Write out every line below that includes the word "info".

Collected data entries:
========
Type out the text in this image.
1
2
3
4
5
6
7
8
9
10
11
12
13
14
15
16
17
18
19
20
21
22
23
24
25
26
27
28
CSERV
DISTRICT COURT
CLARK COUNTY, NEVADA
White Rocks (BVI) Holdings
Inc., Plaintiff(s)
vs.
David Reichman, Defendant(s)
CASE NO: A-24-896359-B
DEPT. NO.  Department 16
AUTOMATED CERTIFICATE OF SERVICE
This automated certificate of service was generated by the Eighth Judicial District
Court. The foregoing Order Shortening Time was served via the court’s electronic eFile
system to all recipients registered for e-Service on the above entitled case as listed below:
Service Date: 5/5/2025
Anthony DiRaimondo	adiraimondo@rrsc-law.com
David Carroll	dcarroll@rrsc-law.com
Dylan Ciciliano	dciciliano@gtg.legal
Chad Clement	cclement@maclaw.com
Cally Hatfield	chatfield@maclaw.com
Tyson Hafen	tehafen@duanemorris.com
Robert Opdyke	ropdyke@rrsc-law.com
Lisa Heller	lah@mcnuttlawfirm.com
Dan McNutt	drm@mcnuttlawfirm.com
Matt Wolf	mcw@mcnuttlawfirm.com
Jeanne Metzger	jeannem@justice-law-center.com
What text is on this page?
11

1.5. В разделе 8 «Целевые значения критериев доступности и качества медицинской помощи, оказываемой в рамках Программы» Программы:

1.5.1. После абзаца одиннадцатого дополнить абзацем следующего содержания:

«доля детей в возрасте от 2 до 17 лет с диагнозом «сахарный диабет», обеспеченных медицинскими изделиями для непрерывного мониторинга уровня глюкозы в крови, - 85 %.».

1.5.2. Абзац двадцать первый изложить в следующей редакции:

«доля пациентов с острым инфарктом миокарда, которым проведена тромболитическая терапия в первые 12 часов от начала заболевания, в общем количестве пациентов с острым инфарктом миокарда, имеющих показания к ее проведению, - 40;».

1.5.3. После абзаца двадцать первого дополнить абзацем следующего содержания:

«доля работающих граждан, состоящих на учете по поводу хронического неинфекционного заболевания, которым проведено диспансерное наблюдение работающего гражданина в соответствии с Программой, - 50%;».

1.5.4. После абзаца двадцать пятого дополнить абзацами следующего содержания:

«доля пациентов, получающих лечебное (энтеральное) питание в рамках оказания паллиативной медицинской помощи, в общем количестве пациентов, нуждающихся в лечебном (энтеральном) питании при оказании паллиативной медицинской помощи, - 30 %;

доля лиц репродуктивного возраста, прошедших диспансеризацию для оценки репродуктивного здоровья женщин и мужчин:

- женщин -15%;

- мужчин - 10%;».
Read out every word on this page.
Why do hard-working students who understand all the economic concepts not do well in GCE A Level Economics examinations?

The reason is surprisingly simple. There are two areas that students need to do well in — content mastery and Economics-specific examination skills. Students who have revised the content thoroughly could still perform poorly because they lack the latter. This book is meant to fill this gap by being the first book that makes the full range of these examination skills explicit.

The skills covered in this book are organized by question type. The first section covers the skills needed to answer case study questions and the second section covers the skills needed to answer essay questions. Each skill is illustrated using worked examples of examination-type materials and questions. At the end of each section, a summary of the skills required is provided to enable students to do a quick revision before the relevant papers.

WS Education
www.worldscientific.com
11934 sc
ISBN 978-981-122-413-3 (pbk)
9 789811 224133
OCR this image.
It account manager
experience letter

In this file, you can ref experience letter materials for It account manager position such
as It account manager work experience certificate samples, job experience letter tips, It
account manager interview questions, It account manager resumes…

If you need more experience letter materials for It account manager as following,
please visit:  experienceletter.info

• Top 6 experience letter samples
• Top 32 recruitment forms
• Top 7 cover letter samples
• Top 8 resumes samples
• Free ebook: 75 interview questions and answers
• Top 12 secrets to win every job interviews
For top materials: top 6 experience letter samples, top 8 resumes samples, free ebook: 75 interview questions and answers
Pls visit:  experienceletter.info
========
### Response to the exercise
please visit:  experienceletter.info
Pls visit:  experienceletter.info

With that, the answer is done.